[Collected data]

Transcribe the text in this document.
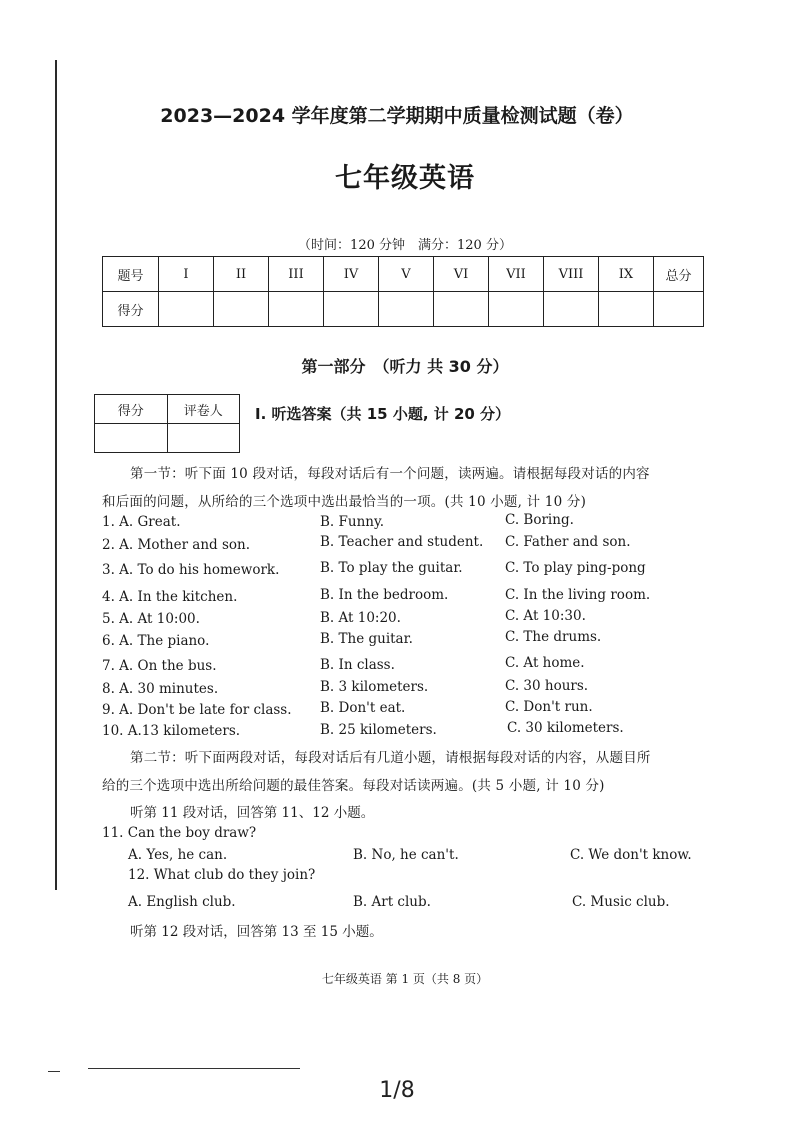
2023—2024 学年度第二学期期中质量检测试题（卷）
七年级英语
（时间：120 分钟　满分：120 分）
题号	I	II	III	IV	V	VI	VII	VIII	IX	总分
得分										
第一部分　（听力 共 30 分）
得分	评卷人
	I. 听选答案（共 15 小题, 计 20 分）
第一节：听下面 10 段对话，每段对话后有一个问题，读两遍。请根据每段对话的内容
和后面的问题，从所给的三个选项中选出最恰当的一项。(共 10 小题, 计 10 分)
1. A. Great.	B. Funny.	C. Boring.
2. A. Mother and son.	B. Teacher and student. C. Father and son.
3. A. To do his homework.	B. To play the guitar.	C. To play ping-pong
4. A. In the kitchen.	B. In the bedroom.	C. In the living room.
5. A. At 10:00.	B. At 10:20.	C. At 10:30.
6. A. The piano.	B. The guitar.	C. The drums.
7. A. On the bus.	B. In class.	C. At home.
8. A. 30 minutes.	B. 3 kilometers.	C. 30 hours.
9. A. Don't be late for class. B. Don't eat.	C. Don't run.
10. A.13 kilometers.	B. 25 kilometers.	C. 30 kilometers.
第二节：听下面两段对话，每段对话后有几道小题，请根据每段对话的内容，从题目所
给的三个选项中选出所给问题的最佳答案。每段对话读两遍。(共 5 小题, 计 10 分)
听第 11 段对话，回答第 11、12 小题。
11. Can the boy draw?
A. Yes, he can.	B. No, he can't.	C. We don't know.
12. What club do they join?
A. English club.	B. Art club.	C. Music club.
听第 12 段对话，回答第 13 至 15 小题。
七年级英语 第 1 页（共 8 页）
1/8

What to do: Every line of text is to be repeated exactly; pictures are left out.

Output for this task:
Transcribe the text in this document.
2023—2024 学年度第二学期期中质量检测试题（卷）
七年级英语
（时间：120 分钟　满分：120 分）
题号	I	II	III	IV	V	VI	VII	VIII	IX	总分
得分										
第一部分　（听力 共 30 分）
得分	评卷人
	I. 听选答案（共 15 小题, 计 20 分）
第一节：听下面 10 段对话，每段对话后有一个问题，读两遍。请根据每段对话的内容
和后面的问题，从所给的三个选项中选出最恰当的一项。(共 10 小题, 计 10 分)
1. A. Great.	B. Funny.	C. Boring.
2. A. Mother and son.	B. Teacher and student. C. Father and son.
3. A. To do his homework.	B. To play the guitar.	C. To play ping-pong
4. A. In the kitchen.	B. In the bedroom.	C. In the living room.
5. A. At 10:00.	B. At 10:20.	C. At 10:30.
6. A. The piano.	B. The guitar.	C. The drums.
7. A. On the bus.	B. In class.	C. At home.
8. A. 30 minutes.	B. 3 kilometers.	C. 30 hours.
9. A. Don't be late for class. B. Don't eat.	C. Don't run.
10. A.13 kilometers.	B. 25 kilometers.	C. 30 kilometers.
第二节：听下面两段对话，每段对话后有几道小题，请根据每段对话的内容，从题目所
给的三个选项中选出所给问题的最佳答案。每段对话读两遍。(共 5 小题, 计 10 分)
听第 11 段对话，回答第 11、12 小题。
11. Can the boy draw?
A. Yes, he can.	B. No, he can't.	C. We don't know.
12. What club do they join?
A. English club.	B. Art club.	C. Music club.
听第 12 段对话，回答第 13 至 15 小题。
七年级英语 第 1 页（共 8 页）
1/8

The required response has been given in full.